◆ **SOURCE DOCUMENT**:
::::::
Data fields are accessed through the `.xarray()` method. This will temporarily download the file and then deliver it in memory as an xarray object. Different variables are accessed through search strings that specify the variable name (e.g. air temperature), the level of the observation (e.g. surface level), and the forecast hour relative to the f00 start time (e.g. hour 3 as we will be using). The `retrieve_hrrr_api` module in this project stores a dataframe with names and info on various variables that will be considered for modeling FMC.

In [None]:
# Show HRRR naming dataframe
ih.hrrr_name_df

## Getting a Set of Predictors

We will demonstrate retrieval of a restricted set of predictors.
::::::
◆ **INFORMATION SUPPLIED**:

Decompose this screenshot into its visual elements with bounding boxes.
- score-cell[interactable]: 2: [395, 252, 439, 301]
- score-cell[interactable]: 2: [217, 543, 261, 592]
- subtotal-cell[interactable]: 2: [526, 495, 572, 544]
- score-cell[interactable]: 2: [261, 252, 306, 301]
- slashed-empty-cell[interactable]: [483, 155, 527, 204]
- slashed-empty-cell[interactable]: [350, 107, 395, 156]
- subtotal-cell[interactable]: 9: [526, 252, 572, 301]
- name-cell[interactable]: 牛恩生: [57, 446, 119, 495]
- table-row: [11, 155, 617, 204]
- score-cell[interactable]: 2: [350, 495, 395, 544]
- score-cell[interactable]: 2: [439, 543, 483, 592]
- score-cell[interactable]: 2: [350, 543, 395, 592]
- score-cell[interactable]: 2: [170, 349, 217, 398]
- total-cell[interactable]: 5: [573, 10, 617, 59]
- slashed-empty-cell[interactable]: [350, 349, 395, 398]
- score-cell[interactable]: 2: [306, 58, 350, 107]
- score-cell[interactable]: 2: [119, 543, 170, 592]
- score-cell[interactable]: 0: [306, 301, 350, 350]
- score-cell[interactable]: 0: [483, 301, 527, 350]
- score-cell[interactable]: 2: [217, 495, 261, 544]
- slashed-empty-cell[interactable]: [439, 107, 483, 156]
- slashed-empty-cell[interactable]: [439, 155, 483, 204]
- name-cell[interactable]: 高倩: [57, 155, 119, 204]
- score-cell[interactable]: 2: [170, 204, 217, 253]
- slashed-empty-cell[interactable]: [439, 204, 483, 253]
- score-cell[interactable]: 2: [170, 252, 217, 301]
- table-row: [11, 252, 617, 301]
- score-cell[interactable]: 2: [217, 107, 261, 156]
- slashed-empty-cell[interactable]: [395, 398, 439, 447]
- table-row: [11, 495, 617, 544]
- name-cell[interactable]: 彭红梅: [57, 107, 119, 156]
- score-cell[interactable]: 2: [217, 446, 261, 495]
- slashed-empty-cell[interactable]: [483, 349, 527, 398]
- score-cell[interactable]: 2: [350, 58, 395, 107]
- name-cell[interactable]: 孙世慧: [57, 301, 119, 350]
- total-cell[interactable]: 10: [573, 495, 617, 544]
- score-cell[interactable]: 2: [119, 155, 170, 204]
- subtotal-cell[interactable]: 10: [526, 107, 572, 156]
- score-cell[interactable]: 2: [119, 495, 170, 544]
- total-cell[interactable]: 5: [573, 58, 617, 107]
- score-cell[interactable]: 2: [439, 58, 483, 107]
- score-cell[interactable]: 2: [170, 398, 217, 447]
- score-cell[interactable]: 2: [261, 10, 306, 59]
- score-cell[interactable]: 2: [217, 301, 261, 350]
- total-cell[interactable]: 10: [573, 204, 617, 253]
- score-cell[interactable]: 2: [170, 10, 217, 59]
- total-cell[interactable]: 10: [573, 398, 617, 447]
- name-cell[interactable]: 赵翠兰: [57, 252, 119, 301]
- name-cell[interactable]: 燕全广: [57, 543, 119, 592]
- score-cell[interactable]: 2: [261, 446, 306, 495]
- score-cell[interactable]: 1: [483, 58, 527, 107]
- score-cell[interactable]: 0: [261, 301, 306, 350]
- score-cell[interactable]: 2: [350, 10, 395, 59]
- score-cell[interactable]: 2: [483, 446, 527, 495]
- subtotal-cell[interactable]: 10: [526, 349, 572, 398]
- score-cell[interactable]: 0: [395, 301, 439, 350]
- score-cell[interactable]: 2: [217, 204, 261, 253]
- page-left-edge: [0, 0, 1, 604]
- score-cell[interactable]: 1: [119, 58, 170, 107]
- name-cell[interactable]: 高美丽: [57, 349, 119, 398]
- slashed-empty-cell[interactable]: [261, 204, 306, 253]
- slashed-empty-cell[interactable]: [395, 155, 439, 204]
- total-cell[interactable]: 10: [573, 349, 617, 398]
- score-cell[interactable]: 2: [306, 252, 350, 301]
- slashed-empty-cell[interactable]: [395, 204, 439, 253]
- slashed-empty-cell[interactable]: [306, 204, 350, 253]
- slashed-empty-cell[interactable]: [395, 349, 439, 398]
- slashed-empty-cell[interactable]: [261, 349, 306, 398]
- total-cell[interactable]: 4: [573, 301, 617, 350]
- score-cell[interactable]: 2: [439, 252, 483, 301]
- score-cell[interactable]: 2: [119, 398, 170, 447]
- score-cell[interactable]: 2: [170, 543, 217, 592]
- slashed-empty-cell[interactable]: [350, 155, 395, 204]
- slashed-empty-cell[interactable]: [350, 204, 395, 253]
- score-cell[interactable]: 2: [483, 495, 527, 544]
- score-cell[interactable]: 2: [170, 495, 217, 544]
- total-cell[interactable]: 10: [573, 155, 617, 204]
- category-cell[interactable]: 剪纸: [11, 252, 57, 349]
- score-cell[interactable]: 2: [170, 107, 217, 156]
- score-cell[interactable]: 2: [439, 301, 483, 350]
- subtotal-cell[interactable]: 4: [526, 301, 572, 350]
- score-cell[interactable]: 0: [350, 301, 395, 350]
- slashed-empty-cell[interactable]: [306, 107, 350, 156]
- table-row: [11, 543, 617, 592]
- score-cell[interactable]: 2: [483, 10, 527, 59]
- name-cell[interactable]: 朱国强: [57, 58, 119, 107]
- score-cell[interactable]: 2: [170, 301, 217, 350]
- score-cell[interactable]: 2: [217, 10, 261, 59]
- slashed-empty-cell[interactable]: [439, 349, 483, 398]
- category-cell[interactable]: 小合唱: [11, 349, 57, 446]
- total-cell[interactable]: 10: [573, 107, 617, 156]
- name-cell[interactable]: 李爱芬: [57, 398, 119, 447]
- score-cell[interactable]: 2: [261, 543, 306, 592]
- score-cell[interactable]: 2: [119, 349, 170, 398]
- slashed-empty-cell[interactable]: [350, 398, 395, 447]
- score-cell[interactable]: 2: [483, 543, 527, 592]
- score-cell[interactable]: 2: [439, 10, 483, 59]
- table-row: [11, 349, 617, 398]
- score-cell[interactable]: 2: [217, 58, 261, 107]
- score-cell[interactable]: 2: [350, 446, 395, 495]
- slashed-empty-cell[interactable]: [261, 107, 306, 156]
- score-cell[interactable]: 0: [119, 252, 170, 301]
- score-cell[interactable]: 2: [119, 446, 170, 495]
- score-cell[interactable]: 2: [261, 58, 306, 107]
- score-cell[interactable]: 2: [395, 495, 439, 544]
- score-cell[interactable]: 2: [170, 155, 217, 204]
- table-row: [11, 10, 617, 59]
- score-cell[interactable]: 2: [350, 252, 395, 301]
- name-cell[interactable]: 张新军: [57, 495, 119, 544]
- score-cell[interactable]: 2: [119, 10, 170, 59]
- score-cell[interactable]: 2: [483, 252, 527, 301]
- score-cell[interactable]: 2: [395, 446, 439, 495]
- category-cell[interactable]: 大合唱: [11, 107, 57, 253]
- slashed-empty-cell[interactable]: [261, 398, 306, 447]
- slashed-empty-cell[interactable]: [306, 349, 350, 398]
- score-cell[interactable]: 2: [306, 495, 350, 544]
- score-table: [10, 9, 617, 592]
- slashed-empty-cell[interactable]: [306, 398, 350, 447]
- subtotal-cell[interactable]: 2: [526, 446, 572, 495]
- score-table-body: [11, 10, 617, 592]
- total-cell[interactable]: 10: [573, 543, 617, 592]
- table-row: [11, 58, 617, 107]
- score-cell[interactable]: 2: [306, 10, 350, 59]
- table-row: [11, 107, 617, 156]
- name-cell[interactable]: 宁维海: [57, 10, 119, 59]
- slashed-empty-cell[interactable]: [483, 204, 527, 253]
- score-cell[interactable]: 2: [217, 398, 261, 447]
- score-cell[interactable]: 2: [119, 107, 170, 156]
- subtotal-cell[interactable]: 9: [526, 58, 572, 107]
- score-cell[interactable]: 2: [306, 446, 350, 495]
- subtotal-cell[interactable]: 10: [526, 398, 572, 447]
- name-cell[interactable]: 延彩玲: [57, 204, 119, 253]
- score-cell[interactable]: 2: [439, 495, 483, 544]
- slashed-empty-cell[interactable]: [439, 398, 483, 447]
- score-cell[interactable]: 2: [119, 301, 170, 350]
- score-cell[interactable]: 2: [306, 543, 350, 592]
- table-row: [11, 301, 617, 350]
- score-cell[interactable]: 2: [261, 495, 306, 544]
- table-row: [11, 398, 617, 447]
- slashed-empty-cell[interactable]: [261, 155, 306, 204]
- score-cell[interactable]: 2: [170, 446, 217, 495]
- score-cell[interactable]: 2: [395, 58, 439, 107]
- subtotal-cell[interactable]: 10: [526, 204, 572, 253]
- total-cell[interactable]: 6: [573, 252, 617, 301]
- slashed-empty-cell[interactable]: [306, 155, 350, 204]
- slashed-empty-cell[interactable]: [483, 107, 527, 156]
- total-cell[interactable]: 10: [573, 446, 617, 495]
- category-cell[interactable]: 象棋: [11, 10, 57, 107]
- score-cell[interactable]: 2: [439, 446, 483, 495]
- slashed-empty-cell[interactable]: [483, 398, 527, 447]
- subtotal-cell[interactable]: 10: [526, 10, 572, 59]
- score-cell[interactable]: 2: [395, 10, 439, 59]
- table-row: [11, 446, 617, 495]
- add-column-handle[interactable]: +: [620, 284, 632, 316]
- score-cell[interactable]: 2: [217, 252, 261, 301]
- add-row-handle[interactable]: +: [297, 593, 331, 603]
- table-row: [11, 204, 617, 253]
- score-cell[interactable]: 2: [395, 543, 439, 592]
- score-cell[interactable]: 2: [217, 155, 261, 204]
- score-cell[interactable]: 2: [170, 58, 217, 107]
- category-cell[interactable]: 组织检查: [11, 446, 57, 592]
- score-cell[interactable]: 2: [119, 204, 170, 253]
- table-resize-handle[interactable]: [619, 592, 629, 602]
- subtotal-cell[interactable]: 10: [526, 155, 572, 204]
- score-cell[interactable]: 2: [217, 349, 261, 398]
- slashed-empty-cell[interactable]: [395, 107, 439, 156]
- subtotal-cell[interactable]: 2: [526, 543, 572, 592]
::::::
◆ **EXERCISE DIRECTIONS**:
Copy the HRRR data retrieval passage starting at "Data fields are" and ending at "set of predictors.", substituting "table" for every instance of "dataframe".

◆ **RESPONSE BELOW**:
Data fields are accessed through the `.xarray()` method. This will temporarily download the file and then deliver it in memory as an xarray object. Different variables are accessed through search strings that specify the variable name (e.g. air temperature), the level of the observation (e.g. surface level), and the forecast hour relative to the f00 start time (e.g. hour 3 as we will be using). The `retrieve_hrrr_api` module in this project stores a table with names and info on various variables that will be considered for modeling FMC.

In [None]:
# Show HRRR naming table
ih.hrrr_name_df

## Getting a Set of Predictors

We will demonstrate retrieval of a restricted set of predictors.